• [WHAT IS BEING ASKED]: Reproduce the rows below verbatim, beginning with the line that contains "Give me the" and ending with the line that contains "- size-section-title: 尺码参考: [303, 696, 447, 731]", both lines included.

• [DATA SUPPLIED]:
++++

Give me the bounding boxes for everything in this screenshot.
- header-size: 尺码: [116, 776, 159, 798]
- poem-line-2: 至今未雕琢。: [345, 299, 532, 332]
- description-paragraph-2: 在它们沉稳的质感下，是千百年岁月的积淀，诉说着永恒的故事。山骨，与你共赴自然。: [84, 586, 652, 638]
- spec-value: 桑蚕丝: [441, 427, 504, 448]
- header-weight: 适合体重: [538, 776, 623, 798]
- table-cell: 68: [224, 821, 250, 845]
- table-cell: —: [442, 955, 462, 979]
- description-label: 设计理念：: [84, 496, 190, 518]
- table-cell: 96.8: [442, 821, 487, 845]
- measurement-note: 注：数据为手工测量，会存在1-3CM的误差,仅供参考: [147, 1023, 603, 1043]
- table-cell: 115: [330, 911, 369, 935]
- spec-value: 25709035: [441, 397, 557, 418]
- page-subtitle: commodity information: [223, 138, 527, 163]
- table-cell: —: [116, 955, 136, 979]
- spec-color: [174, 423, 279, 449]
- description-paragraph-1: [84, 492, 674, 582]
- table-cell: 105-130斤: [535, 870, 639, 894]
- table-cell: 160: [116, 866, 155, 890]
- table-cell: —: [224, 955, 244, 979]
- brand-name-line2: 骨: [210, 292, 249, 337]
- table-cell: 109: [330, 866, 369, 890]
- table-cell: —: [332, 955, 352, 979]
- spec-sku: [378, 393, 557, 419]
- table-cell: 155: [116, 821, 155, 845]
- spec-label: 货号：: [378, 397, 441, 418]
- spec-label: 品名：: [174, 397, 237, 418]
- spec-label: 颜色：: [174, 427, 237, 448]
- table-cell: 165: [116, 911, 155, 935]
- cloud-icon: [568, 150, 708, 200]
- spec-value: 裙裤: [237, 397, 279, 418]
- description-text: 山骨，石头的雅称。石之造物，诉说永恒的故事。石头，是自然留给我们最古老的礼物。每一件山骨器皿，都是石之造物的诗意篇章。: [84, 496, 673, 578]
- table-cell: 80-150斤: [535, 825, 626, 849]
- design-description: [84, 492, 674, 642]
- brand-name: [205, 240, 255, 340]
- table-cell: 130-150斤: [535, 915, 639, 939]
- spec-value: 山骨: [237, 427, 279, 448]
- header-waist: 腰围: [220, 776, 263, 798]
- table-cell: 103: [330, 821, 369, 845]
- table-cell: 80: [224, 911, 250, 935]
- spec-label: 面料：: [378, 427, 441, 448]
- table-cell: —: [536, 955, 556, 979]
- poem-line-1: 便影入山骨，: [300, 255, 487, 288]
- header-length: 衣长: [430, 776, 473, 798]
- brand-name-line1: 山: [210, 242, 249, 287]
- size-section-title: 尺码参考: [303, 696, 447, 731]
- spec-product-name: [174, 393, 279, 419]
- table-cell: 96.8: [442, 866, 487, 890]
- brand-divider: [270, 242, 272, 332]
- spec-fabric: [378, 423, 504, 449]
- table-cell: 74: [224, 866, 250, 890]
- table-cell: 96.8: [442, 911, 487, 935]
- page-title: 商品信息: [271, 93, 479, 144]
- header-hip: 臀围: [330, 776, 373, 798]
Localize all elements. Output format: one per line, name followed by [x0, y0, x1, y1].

++++

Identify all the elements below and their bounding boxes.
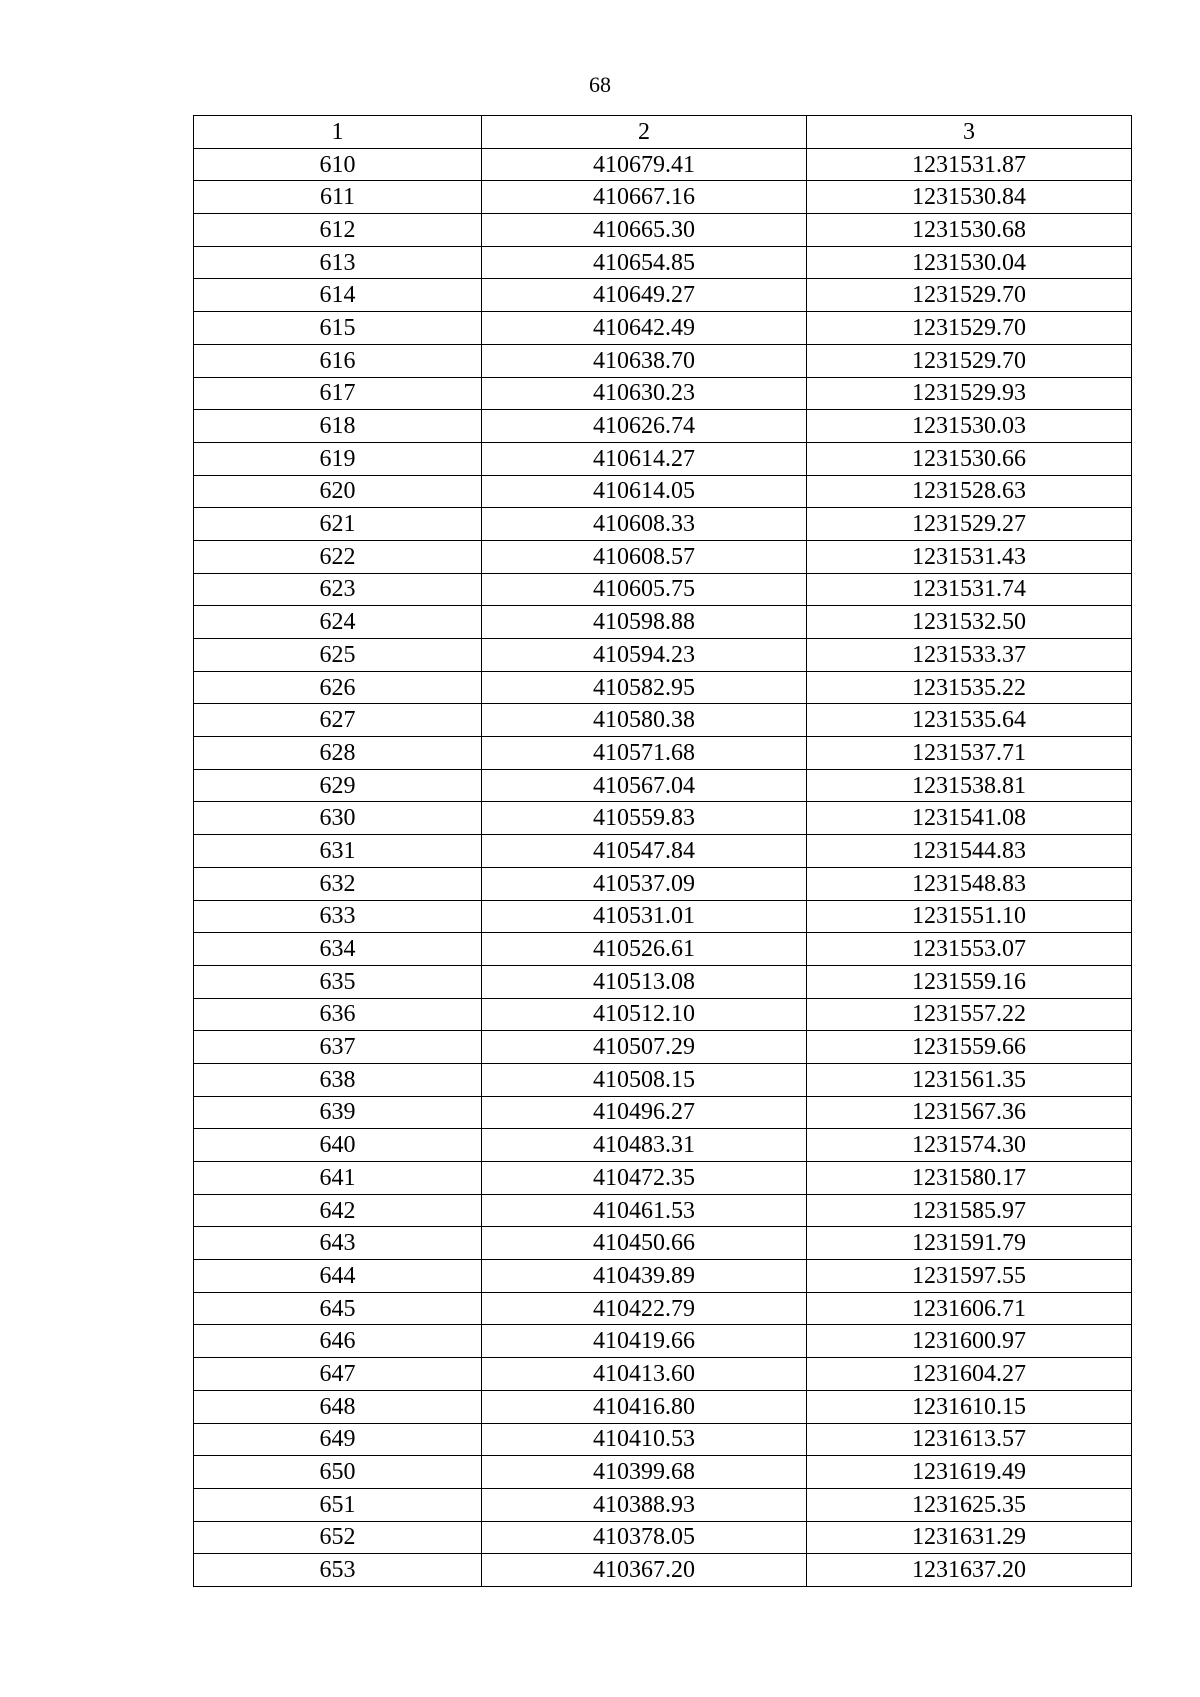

++++

• [ANSWER TO THIS EXERCISE]:
Give me the bounding boxes for everything in this screenshot.
- header-size: 尺码: [116, 776, 159, 798]
- poem-line-2: 至今未雕琢。: [345, 299, 532, 332]
- description-paragraph-2: 在它们沉稳的质感下，是千百年岁月的积淀，诉说着永恒的故事。山骨，与你共赴自然。: [84, 586, 652, 638]
- spec-value: 桑蚕丝: [441, 427, 504, 448]
- header-weight: 适合体重: [538, 776, 623, 798]
- table-cell: 68: [224, 821, 250, 845]
- table-cell: —: [442, 955, 462, 979]
- description-label: 设计理念：: [84, 496, 190, 518]
- table-cell: 96.8: [442, 821, 487, 845]
- measurement-note: 注：数据为手工测量，会存在1-3CM的误差,仅供参考: [147, 1023, 603, 1043]
- table-cell: 115: [330, 911, 369, 935]
- spec-value: 25709035: [441, 397, 557, 418]
- page-subtitle: commodity information: [223, 138, 527, 163]
- table-cell: —: [116, 955, 136, 979]
- spec-color: [174, 423, 279, 449]
- description-paragraph-1: [84, 492, 674, 582]
- table-cell: 105-130斤: [535, 870, 639, 894]
- table-cell: 160: [116, 866, 155, 890]
- table-cell: —: [224, 955, 244, 979]
- brand-name-line2: 骨: [210, 292, 249, 337]
- table-cell: 109: [330, 866, 369, 890]
- table-cell: —: [332, 955, 352, 979]
- spec-sku: [378, 393, 557, 419]
- table-cell: 155: [116, 821, 155, 845]
- spec-label: 货号：: [378, 397, 441, 418]
- spec-label: 品名：: [174, 397, 237, 418]
- spec-label: 颜色：: [174, 427, 237, 448]
- table-cell: 165: [116, 911, 155, 935]
- cloud-icon: [568, 150, 708, 200]
- spec-value: 裙裤: [237, 397, 279, 418]
- description-text: 山骨，石头的雅称。石之造物，诉说永恒的故事。石头，是自然留给我们最古老的礼物。每一件山骨器皿，都是石之造物的诗意篇章。: [84, 496, 673, 578]
- table-cell: 80-150斤: [535, 825, 626, 849]
- design-description: [84, 492, 674, 642]
- brand-name: [205, 240, 255, 340]
- table-cell: 130-150斤: [535, 915, 639, 939]
- spec-value: 山骨: [237, 427, 279, 448]
- header-waist: 腰围: [220, 776, 263, 798]
- table-cell: 103: [330, 821, 369, 845]
- table-cell: 80: [224, 911, 250, 935]
- spec-label: 面料：: [378, 427, 441, 448]
- table-cell: —: [536, 955, 556, 979]
- poem-line-1: 便影入山骨，: [300, 255, 487, 288]
- header-length: 衣长: [430, 776, 473, 798]
- brand-name-line1: 山: [210, 242, 249, 287]
- size-section-title: 尺码参考: [303, 696, 447, 731]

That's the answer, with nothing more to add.